Data records:
........

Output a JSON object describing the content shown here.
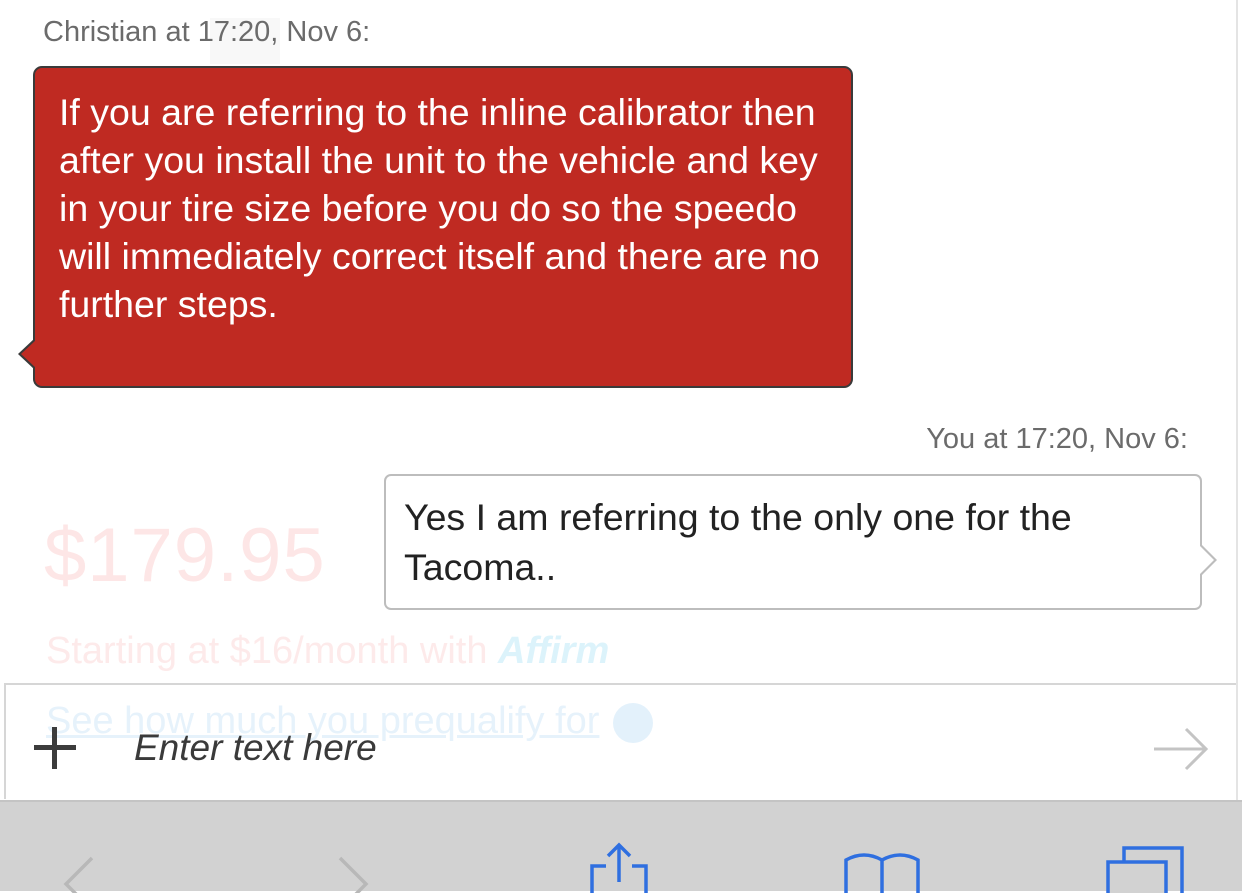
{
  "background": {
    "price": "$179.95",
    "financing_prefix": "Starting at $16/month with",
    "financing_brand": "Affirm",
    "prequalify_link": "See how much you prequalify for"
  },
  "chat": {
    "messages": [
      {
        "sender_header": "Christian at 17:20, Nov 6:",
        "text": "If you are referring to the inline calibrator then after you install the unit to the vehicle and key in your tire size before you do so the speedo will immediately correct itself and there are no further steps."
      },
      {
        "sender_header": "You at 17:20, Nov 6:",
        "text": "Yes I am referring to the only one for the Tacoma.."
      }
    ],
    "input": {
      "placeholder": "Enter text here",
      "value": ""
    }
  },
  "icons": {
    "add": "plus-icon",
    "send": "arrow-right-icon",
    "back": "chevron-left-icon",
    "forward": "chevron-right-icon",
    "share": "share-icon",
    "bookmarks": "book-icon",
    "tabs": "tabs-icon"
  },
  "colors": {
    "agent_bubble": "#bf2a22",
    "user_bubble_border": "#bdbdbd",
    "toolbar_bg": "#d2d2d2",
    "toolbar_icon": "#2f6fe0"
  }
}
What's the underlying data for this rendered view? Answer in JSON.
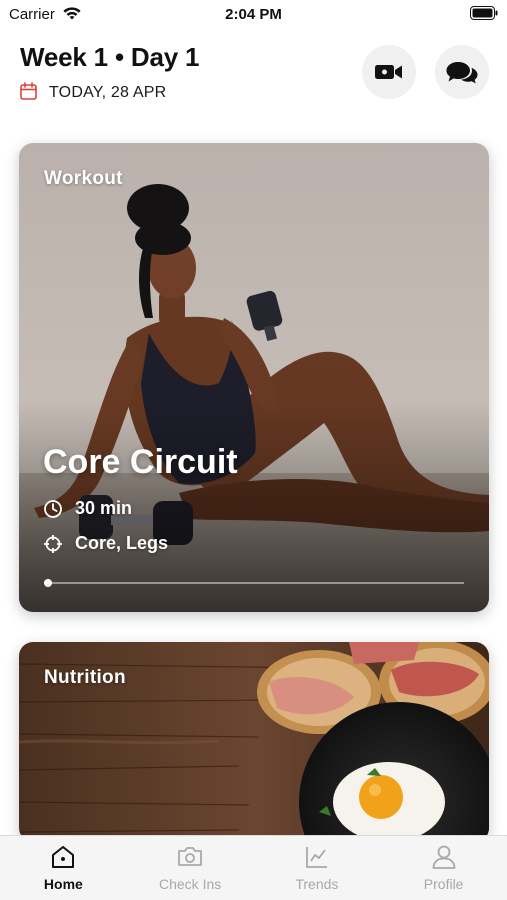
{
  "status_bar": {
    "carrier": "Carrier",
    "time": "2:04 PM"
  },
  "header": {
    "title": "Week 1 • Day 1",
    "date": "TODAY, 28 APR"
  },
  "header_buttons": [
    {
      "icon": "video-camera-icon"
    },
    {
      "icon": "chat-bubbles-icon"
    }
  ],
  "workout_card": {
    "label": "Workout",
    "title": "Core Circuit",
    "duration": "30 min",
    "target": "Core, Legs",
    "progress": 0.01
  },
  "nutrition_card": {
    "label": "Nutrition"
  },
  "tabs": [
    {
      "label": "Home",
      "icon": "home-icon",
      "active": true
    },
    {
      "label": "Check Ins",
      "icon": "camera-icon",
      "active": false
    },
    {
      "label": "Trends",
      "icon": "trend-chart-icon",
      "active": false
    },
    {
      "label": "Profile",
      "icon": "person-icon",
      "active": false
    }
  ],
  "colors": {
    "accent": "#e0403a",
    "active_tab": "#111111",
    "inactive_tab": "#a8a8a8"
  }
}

........

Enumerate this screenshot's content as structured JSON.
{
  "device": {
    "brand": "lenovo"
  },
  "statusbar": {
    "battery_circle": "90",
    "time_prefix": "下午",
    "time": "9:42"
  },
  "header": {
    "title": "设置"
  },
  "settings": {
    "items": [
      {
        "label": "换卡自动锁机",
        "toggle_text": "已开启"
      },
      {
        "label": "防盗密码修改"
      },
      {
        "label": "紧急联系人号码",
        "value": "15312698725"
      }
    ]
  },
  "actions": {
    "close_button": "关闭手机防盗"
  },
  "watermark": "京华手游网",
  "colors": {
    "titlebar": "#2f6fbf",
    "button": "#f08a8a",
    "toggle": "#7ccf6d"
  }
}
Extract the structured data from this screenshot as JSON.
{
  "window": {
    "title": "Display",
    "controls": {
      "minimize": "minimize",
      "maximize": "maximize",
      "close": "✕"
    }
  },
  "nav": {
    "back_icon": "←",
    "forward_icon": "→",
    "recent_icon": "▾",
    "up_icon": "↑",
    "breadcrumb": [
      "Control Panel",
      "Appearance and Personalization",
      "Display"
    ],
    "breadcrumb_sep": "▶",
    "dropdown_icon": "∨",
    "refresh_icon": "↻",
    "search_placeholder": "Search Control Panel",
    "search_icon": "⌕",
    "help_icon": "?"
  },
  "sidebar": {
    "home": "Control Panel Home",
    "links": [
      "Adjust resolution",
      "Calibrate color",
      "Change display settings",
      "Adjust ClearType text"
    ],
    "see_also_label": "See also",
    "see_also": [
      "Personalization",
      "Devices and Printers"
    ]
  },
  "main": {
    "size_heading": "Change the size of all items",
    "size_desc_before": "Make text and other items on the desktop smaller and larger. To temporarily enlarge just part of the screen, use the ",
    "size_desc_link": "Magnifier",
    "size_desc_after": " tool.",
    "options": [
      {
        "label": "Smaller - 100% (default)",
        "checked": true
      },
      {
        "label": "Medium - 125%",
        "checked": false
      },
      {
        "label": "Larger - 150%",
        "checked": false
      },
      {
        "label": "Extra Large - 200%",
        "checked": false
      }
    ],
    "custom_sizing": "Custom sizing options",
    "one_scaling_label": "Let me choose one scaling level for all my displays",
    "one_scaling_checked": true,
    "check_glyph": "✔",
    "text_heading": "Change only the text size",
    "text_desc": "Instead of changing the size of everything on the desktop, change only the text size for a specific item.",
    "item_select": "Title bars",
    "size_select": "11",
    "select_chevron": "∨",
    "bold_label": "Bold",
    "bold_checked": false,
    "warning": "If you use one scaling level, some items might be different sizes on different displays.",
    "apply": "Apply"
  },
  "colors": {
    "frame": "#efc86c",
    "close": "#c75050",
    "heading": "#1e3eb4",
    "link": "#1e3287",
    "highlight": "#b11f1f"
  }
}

........

■ Problem to work on
Each line in the data that holds the string "content" should be found and copied.

■ Complete output
Output a JSON object describing the content shown here.
Enumerate this screenshot's content as structured JSON.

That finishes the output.